= YOUR GOAL =
Out of the lines below, please list those that hold the string "Teachers".

================================

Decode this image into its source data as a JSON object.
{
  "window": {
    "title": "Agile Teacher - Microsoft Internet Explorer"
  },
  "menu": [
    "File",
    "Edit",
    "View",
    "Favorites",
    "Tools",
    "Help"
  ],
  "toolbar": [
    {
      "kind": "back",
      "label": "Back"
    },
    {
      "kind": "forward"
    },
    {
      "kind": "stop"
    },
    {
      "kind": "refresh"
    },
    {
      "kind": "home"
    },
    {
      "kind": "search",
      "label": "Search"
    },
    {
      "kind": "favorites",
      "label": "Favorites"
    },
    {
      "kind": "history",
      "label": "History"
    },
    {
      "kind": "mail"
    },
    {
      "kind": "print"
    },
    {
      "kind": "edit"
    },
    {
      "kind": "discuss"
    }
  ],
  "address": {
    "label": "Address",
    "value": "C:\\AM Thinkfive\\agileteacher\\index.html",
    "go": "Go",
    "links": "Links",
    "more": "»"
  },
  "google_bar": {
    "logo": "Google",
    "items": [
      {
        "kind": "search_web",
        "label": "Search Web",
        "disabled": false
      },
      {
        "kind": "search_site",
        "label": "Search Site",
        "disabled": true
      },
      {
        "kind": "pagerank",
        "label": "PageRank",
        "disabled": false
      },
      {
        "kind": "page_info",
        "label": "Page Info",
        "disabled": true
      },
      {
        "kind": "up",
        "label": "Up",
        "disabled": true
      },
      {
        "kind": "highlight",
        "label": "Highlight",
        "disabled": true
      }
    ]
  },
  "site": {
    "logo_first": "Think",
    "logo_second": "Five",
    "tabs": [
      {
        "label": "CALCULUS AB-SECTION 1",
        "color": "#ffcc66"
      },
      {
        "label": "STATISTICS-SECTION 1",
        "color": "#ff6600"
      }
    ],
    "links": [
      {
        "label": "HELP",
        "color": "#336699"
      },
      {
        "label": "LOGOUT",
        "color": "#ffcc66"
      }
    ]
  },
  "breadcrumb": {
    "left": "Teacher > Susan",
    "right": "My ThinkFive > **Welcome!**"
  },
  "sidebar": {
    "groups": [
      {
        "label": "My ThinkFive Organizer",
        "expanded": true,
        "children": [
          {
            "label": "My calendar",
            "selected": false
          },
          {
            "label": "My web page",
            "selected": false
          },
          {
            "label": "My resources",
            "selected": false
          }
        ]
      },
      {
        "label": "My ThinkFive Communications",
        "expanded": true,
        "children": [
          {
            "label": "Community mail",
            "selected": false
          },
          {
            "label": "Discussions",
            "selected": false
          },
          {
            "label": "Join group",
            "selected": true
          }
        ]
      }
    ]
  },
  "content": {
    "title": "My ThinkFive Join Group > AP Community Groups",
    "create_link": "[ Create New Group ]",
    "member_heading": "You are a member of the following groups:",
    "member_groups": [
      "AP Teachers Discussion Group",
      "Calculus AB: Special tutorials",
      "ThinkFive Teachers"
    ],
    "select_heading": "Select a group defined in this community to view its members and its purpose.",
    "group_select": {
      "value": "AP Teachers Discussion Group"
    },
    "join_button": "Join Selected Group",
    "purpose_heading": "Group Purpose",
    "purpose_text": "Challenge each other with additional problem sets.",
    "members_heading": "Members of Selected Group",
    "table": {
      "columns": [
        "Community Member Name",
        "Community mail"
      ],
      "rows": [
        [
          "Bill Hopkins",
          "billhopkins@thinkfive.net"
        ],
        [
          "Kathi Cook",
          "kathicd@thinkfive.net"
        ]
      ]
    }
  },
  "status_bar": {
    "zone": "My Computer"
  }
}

================================

= OUTPUT BELOW =
      "AP Teachers Discussion Group",
      "ThinkFive Teachers"
      "value": "AP Teachers Discussion Group"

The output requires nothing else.